§ What is required: Reproduce all of the listing below without alteration.

[Collected data entries]
*-*-*

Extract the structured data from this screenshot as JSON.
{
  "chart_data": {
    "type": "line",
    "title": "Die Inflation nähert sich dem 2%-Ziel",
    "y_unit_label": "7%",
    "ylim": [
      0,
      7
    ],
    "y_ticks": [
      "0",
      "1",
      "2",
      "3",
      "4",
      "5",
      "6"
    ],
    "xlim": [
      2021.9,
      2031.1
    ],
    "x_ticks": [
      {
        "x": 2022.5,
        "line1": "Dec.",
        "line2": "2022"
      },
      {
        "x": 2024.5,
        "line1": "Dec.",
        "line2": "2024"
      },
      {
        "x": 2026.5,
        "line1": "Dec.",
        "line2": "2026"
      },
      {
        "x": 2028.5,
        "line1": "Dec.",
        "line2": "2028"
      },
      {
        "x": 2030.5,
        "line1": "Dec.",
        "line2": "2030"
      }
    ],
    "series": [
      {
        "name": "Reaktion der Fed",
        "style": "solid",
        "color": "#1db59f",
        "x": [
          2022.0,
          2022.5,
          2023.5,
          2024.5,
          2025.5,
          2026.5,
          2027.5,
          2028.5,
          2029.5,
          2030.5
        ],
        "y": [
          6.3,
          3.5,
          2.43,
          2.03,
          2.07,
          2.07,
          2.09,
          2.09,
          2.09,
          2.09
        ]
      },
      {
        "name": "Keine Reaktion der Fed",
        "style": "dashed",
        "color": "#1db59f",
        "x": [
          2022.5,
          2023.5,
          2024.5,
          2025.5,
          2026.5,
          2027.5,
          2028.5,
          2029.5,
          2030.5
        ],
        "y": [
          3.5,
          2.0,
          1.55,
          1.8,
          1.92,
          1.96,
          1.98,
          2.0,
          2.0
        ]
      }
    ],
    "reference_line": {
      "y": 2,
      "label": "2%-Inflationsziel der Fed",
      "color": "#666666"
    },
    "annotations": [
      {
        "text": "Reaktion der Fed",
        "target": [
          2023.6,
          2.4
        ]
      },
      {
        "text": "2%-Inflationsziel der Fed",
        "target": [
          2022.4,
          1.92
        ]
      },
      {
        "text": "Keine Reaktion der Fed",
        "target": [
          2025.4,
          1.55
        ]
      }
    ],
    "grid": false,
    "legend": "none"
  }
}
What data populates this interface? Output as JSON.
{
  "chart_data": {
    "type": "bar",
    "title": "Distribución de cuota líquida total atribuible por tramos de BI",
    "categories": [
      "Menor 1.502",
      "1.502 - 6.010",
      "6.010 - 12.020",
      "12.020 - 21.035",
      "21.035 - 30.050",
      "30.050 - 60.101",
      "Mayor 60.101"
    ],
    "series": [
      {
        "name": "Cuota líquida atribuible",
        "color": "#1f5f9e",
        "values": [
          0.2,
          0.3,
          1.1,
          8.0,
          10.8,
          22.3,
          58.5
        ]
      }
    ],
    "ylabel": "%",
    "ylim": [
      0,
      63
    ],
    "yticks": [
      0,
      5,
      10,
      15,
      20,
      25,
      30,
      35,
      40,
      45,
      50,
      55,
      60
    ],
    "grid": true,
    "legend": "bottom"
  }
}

*-*-*

§ Answer to this exercise:
Extract the structured data from this screenshot as JSON.
{
  "chart_data": {
    "type": "line",
    "title": "Die Inflation nähert sich dem 2%-Ziel",
    "y_unit_label": "7%",
    "ylim": [
      0,
      7
    ],
    "y_ticks": [
      "0",
      "1",
      "2",
      "3",
      "4",
      "5",
      "6"
    ],
    "xlim": [
      2021.9,
      2031.1
    ],
    "x_ticks": [
      {
        "x": 2022.5,
        "line1": "Dec.",
        "line2": "2022"
      },
      {
        "x": 2024.5,
        "line1": "Dec.",
        "line2": "2024"
      },
      {
        "x": 2026.5,
        "line1": "Dec.",
        "line2": "2026"
      },
      {
        "x": 2028.5,
        "line1": "Dec.",
        "line2": "2028"
      },
      {
        "x": 2030.5,
        "line1": "Dec.",
        "line2": "2030"
      }
    ],
    "series": [
      {
        "name": "Reaktion der Fed",
        "style": "solid",
        "color": "#1db59f",
        "x": [
          2022.0,
          2022.5,
          2023.5,
          2024.5,
          2025.5,
          2026.5,
          2027.5,
          2028.5,
          2029.5,
          2030.5
        ],
        "y": [
          6.3,
          3.5,
          2.43,
          2.03,
          2.07,
          2.07,
          2.09,
          2.09,
          2.09,
          2.09
        ]
      },
      {
        "name": "Keine Reaktion der Fed",
        "style": "dashed",
        "color": "#1db59f",
        "x": [
          2022.5,
          2023.5,
          2024.5,
          2025.5,
          2026.5,
          2027.5,
          2028.5,
          2029.5,
          2030.5
        ],
        "y": [
          3.5,
          2.0,
          1.55,
          1.8,
          1.92,
          1.96,
          1.98,
          2.0,
          2.0
        ]
      }
    ],
    "reference_line": {
      "y": 2,
      "label": "2%-Inflationsziel der Fed",
      "color": "#666666"
    },
    "annotations": [
      {
        "text": "Reaktion der Fed",
        "target": [
          2023.6,
          2.4
        ]
      },
      {
        "text": "2%-Inflationsziel der Fed",
        "target": [
          2022.4,
          1.92
        ]
      },
      {
        "text": "Keine Reaktion der Fed",
        "target": [
          2025.4,
          1.55
        ]
      }
    ],
    "grid": false,
    "legend": "none"
  }
}
What data populates this interface? Output as JSON.
{
  "chart_data": {
    "type": "bar",
    "title": "Distribución de cuota líquida total atribuible por tramos de BI",
    "categories": [
      "Menor 1.502",
      "1.502 - 6.010",
      "6.010 - 12.020",
      "12.020 - 21.035",
      "21.035 - 30.050",
      "30.050 - 60.101",
      "Mayor 60.101"
    ],
    "series": [
      {
        "name": "Cuota líquida atribuible",
        "color": "#1f5f9e",
        "values": [
          0.2,
          0.3,
          1.1,
          8.0,
          10.8,
          22.3,
          58.5
        ]
      }
    ],
    "ylabel": "%",
    "ylim": [
      0,
      63
    ],
    "yticks": [
      0,
      5,
      10,
      15,
      20,
      25,
      30,
      35,
      40,
      45,
      50,
      55,
      60
    ],
    "grid": true,
    "legend": "bottom"
  }
}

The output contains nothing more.